DOCUMENT EXCERPT:
This Note may be prepaid, at any time and from time to time, in whole or
in part, without penalty or premium. Any prepayment shall include accrued and
unpaid interest to the date of prepayment on the amount prepaid. All payments
shall be made directly to the RGS in immediately available funds.
As security for the amounts due under this Note, mHL pledges and grants
to RGS a security interest in the Fixed Assets and Inventory purchased by mHL
from Alcatel Cable Systems, N.A. Such security is itemized in detail in the
Asset Purchase Agreement signed by mHL and Alcatel.
In the event that RGS uses his own or an outside attorney to construe,
interpret, or enforce any of the provisions of this Note or take any action in
any bankruptcy, insolvency or similar proceeding affecting creditors' rights
generally (including, without limitation, prosecution of a motion for relief
from stay, proposal of a Chapter 11 plan, objection to a disclosure statement or
a Chapter 11 or 13 plan, or objection to proposed use, sale or lease of
property) or in mediation or arbitration, RGS shall be entitled to recover from
mHL its reasonable attorney fees and other costs incurred regardless of whether
any legal proceeding is commenced. If any legal action, arbitration or other
proceeding is brought, the prevailing party shall be entitled to recover its
reasonable attorney fees and other costs incurred in connection therewith, both
at trial and on any appeal therefrom or petitions for review thereof.

RECORD SET:
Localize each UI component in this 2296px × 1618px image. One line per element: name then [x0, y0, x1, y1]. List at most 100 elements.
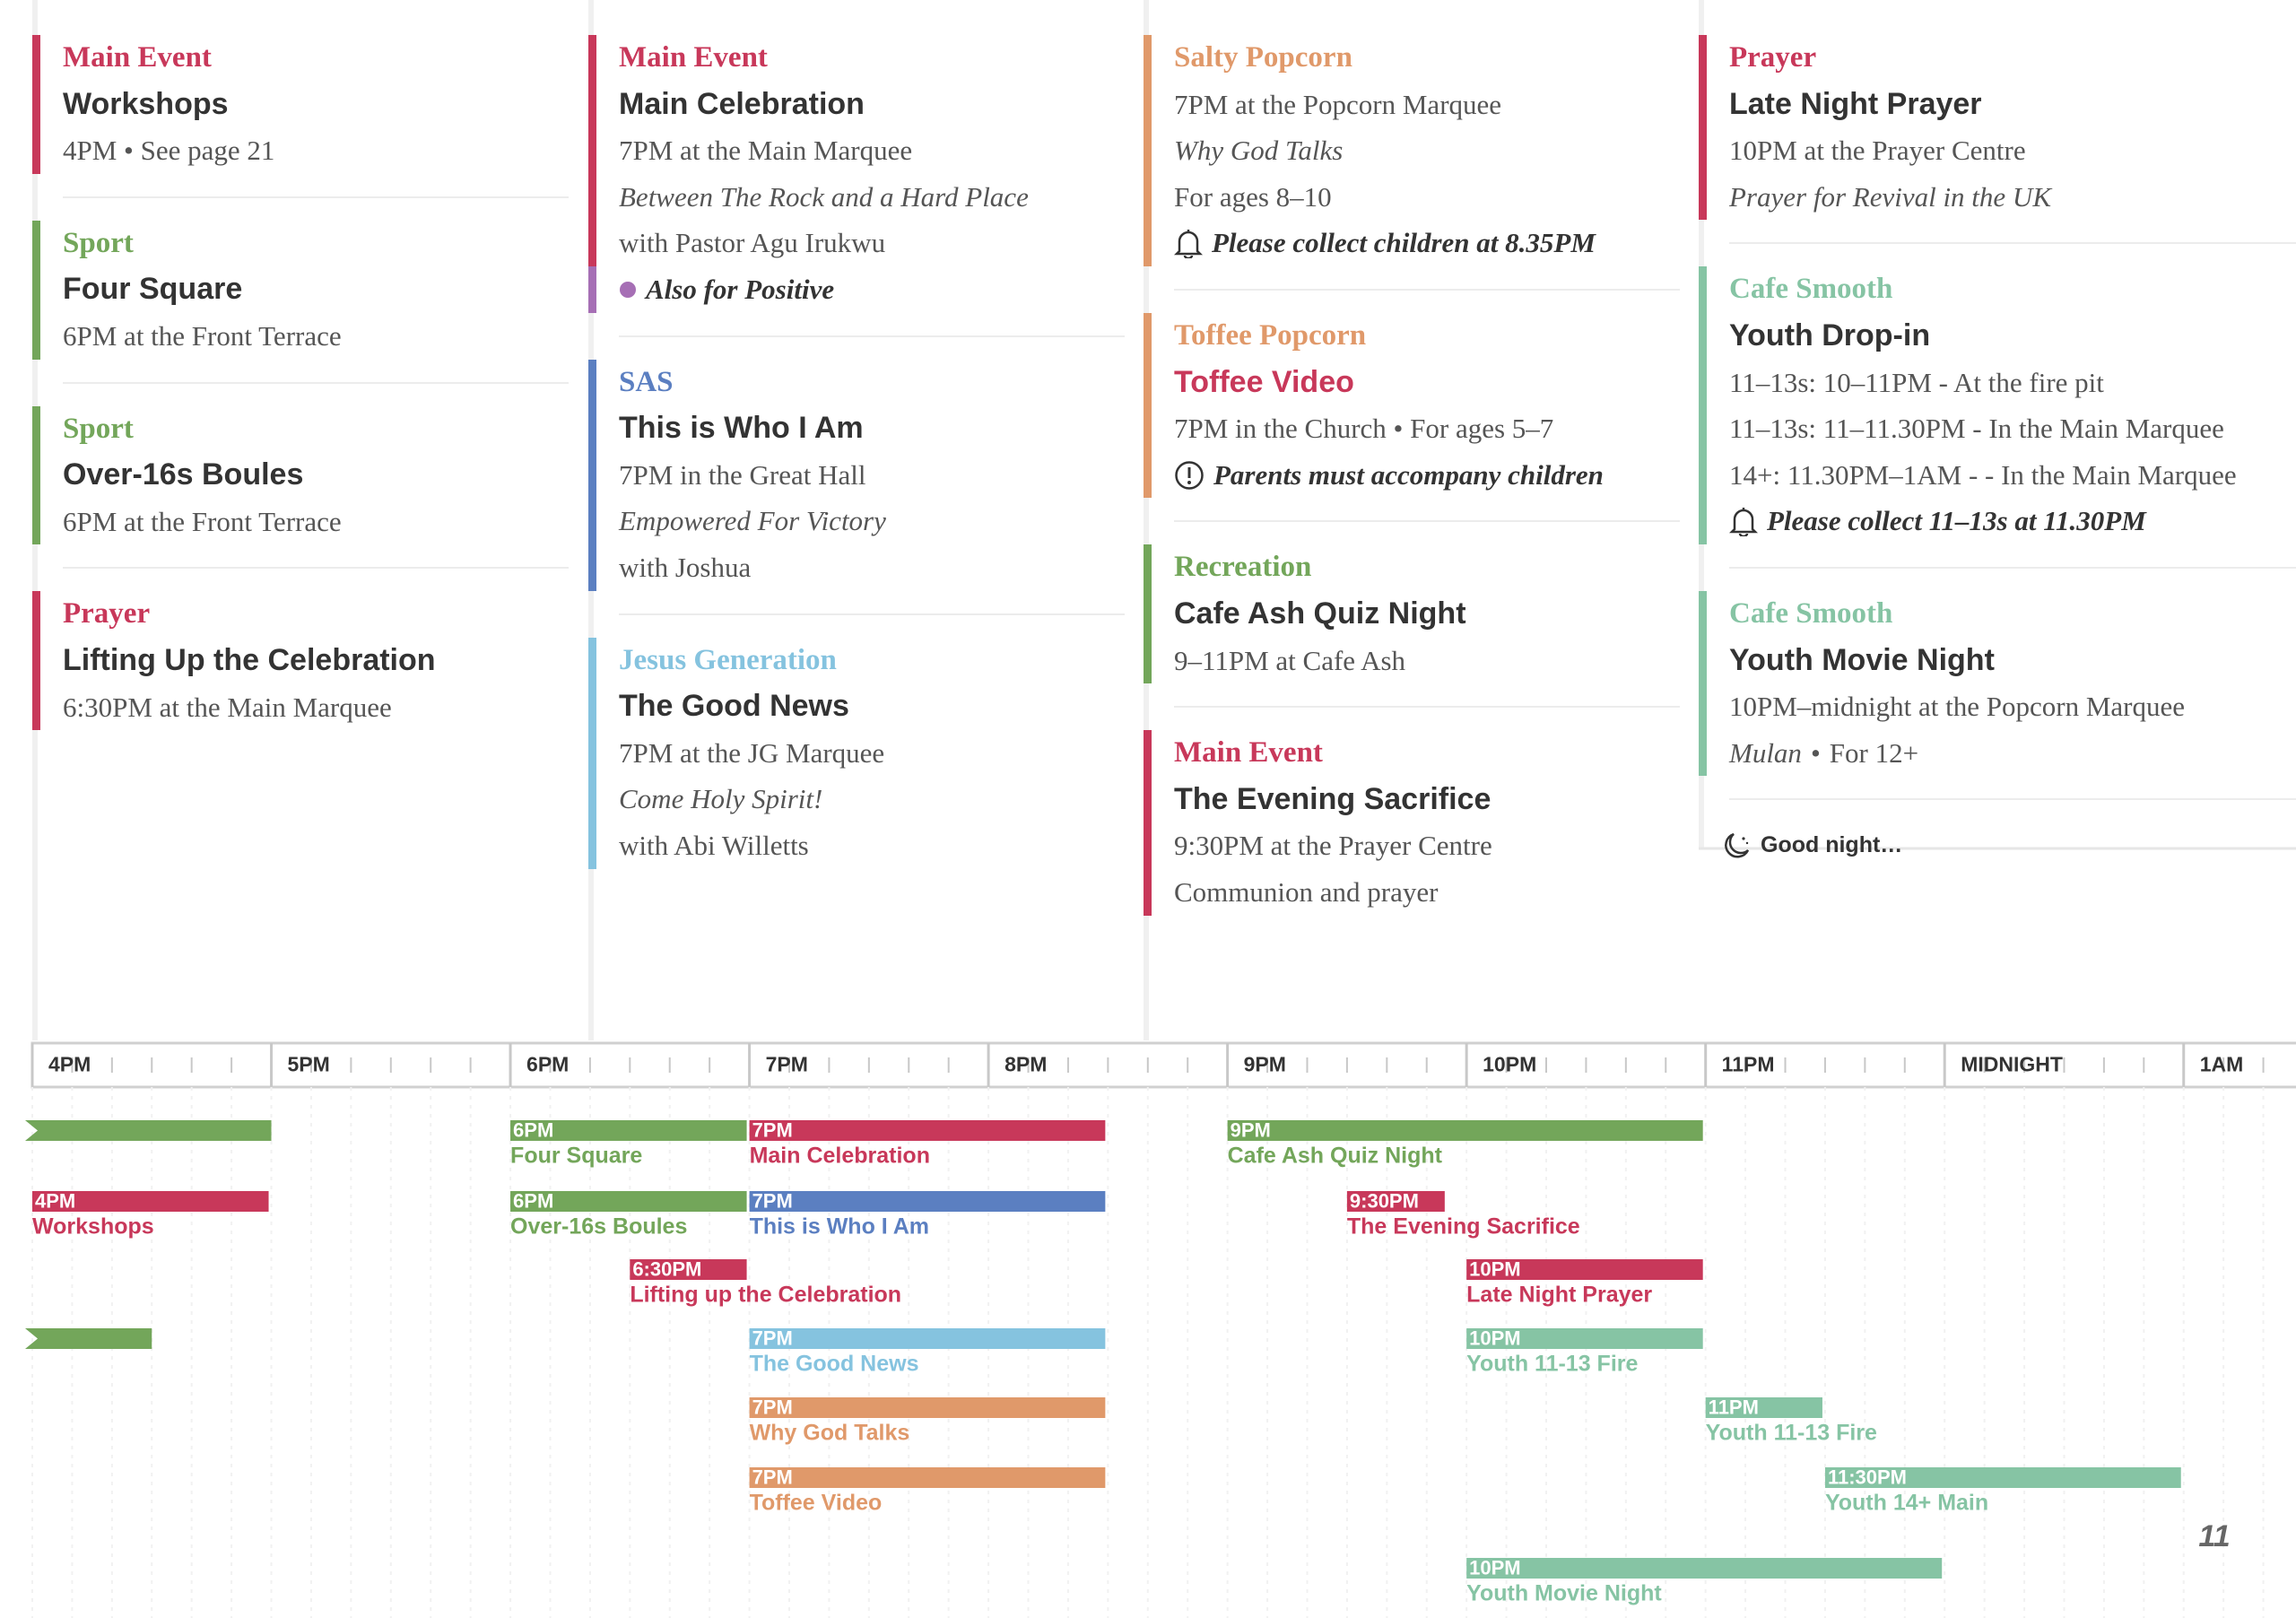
event-title: Youth Movie Night — [1729, 642, 1995, 677]
separator — [63, 381, 569, 384]
event-text: Please collect children at 8.35PM — [1212, 227, 1596, 259]
event-line: 7PM at the Main Marquee — [588, 127, 1125, 174]
event-category-row: Salty Popcorn — [1144, 35, 1680, 82]
bar-start-label: 9:30PM — [1350, 1189, 1419, 1212]
bar-start-label: 10PM — [1469, 1556, 1520, 1579]
event-category-row: Prayer — [1699, 35, 2296, 82]
event-title-row: Workshops — [32, 81, 569, 128]
bar — [32, 1191, 269, 1212]
event-title-row: Lifting Up the Celebration — [32, 637, 569, 684]
bar-start-label: 11PM — [1709, 1396, 1759, 1418]
x-tick-label: MIDNIGHT — [1961, 1053, 2063, 1076]
event-category-row: Recreation — [1144, 544, 1680, 591]
separator — [1729, 798, 2296, 801]
bar-start-label: 4PM — [35, 1189, 75, 1212]
event: SAS This is Who I Am 7PM in the Great Hall… — [588, 359, 1125, 591]
bar-name: Main Celebration — [750, 1144, 930, 1169]
event-category: Sport — [63, 226, 134, 259]
bar-continued — [25, 1120, 272, 1141]
bar-name: The Evening Sacrifice — [1347, 1214, 1580, 1240]
event-line: 9:30PM at the Prayer Centre — [1144, 822, 1680, 869]
x-tick-label: 1AM — [2200, 1053, 2244, 1076]
event-title: Main Celebration — [619, 86, 865, 121]
bar-name: Lifting up the Celebration — [630, 1283, 901, 1308]
event-category: Prayer — [63, 597, 151, 631]
event-title: Workshops — [63, 86, 229, 121]
event-title-row: The Evening Sacrifice — [1144, 776, 1680, 823]
separator — [1729, 566, 2296, 569]
event-line: 7PM at the Popcorn Marquee — [1144, 81, 1680, 128]
event-text: 9–11PM at Cafe Ash — [1174, 644, 1406, 676]
event-category: Sport — [63, 412, 134, 445]
event-category-row: Main Event — [588, 35, 1125, 82]
bar-start-label: 7PM — [752, 1118, 793, 1141]
event-title: The Good News — [619, 689, 849, 724]
bar-name: Cafe Ash Quiz Night — [1228, 1144, 1443, 1169]
icon-bell — [1729, 506, 1758, 537]
event-category-row: SAS — [588, 359, 1125, 406]
event-line: 11–13s: 11–11.30PM - In the Main Marquee — [1699, 405, 2296, 452]
event-title: This is Who I Am — [619, 411, 864, 446]
event-title-row: The Good News — [588, 683, 1125, 730]
event-text: 6:30PM at the Main Marquee — [63, 691, 392, 723]
event-line: Mulan • For 12+ — [1699, 729, 2296, 777]
separator — [63, 567, 569, 570]
event-line: 14+: 11.30PM–1AM - - In the Main Marquee — [1699, 451, 2296, 499]
event-title: Youth Drop-in — [1729, 318, 1931, 352]
bar-name: The Good News — [750, 1352, 919, 1377]
event-text: 7PM at the Popcorn Marquee — [1174, 88, 1502, 120]
event-text: Please collect 11–13s at 11.30PM — [1767, 505, 2146, 537]
icon-moon — [1721, 831, 1752, 861]
event-line: with Joshua — [588, 544, 1125, 591]
separator — [1729, 242, 2296, 245]
event: Main Event Main Celebration 7PM at the Mai… — [588, 35, 1125, 313]
separator — [63, 196, 569, 198]
event-text: 6PM at the Front Terrace — [63, 319, 342, 352]
bar — [1824, 1467, 2181, 1488]
event-category: Jesus Generation — [619, 643, 837, 676]
bar-name: Four Square — [510, 1144, 642, 1169]
x-tick-label: 6PM — [526, 1053, 569, 1076]
bar-name: Over-16s Boules — [510, 1214, 687, 1240]
event: Sport Four Square 6PM at the Front Terrace — [32, 220, 569, 360]
event-category: Toffee Popcorn — [1174, 318, 1367, 352]
bar-name: This is Who I Am — [750, 1214, 929, 1240]
event-column: Main Event Main Celebration 7PM at the Mai… — [588, 35, 1125, 869]
event-line: Parents must accompany children — [1144, 451, 1680, 499]
bar — [510, 1120, 747, 1141]
event-category-row: Jesus Generation — [588, 637, 1125, 684]
event-text: 14+: 11.30PM–1AM - - In the Main Marquee — [1729, 458, 2237, 491]
icon-dot — [619, 281, 637, 299]
event-line: with Abi Willetts — [588, 822, 1125, 869]
bar — [1466, 1558, 1943, 1579]
x-tick-label: 10PM — [1483, 1053, 1536, 1076]
bar-name: Youth 14+ Main — [1825, 1491, 1988, 1516]
bar-start-label: 6PM — [513, 1118, 553, 1141]
event-text: with Joshua — [619, 551, 752, 583]
event: Jesus Generation The Good News 7PM at the … — [588, 637, 1125, 869]
bar — [749, 1467, 1106, 1488]
bar-start-label: 7PM — [752, 1396, 793, 1418]
event-title: Lifting Up the Celebration — [63, 642, 436, 677]
event: Main Event Workshops 4PM • See page 21 — [32, 35, 569, 174]
bar-start-label: 11:30PM — [1828, 1466, 1907, 1488]
event-line: Please collect children at 8.35PM — [1144, 220, 1680, 266]
event-title: Toffee Video — [1174, 364, 1354, 399]
event-text: 7PM at the JG Marquee — [619, 736, 885, 769]
event-text: 4PM • See page 21 — [63, 135, 275, 167]
event-category: Cafe Smooth — [1729, 596, 1893, 630]
event-title: Four Square — [63, 272, 243, 307]
event-title-row: Four Square — [32, 266, 569, 313]
event-title-row: Youth Movie Night — [1699, 637, 2296, 684]
event-line: Why God Talks — [1144, 127, 1680, 174]
event-line: 7PM at the JG Marquee — [588, 729, 1125, 777]
bar-name: Youth 11-13 Fire — [1706, 1421, 1877, 1446]
event-text: For 12+ — [1829, 736, 1919, 769]
bar — [749, 1191, 1106, 1212]
event-line: Prayer for Revival in the UK — [1699, 173, 2296, 221]
bar-start-label: 7PM — [752, 1327, 793, 1349]
bar-start-label: 9PM — [1231, 1118, 1271, 1141]
event-text: Why God Talks — [1174, 135, 1344, 167]
event-line: 6PM at the Front Terrace — [32, 312, 569, 360]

WRITTEN EXERCISE 1: In the promissory note excerpt, why does mHL grant RGS a security interest in the Fixed Assets and Inventory? Answer in one to three sentences.
WRITTEN EXERCISE 2: According to the promissory note excerpt, which document itemizes the pledged security in detail?
WRITTEN EXERCISE 3: Resume the promissory note excerpt from its final sentence.
The records have no connection to the promissory note excerpt.

EXPECTED ANSWER 1: mHL grants RGS a security interest in the Fixed Assets and Inventory it purchased from Alcatel Cable Systems, N.A. to secure the amounts due under the Note. These assets serve as security for the debt owed to RGS.

EXPECTED ANSWER 2: The Asset Purchase Agreement signed by mHL and Alcatel.

EXPECTED ANSWER 3:
All parties to this Note hereby waive presentment, dishonor, notice of
dishonor, and protest. All parties to this Note hereby consent to, and the
holder of this Note is hereby expressly authorized to make, without notice, any
and all renewals, extensions, modifications or waivers of the time for or the
terms of payment of any sum or sums due under this Note, or under any documents
or instruments relating to or securing this Note, or the performance of any
covenants, conditions or agreements hereof or thereof, or the taking or release
of collateral securing this Note. The liability of all parties on this Note
shall not be discharged by any action consented to above taken by any holder of
this Note.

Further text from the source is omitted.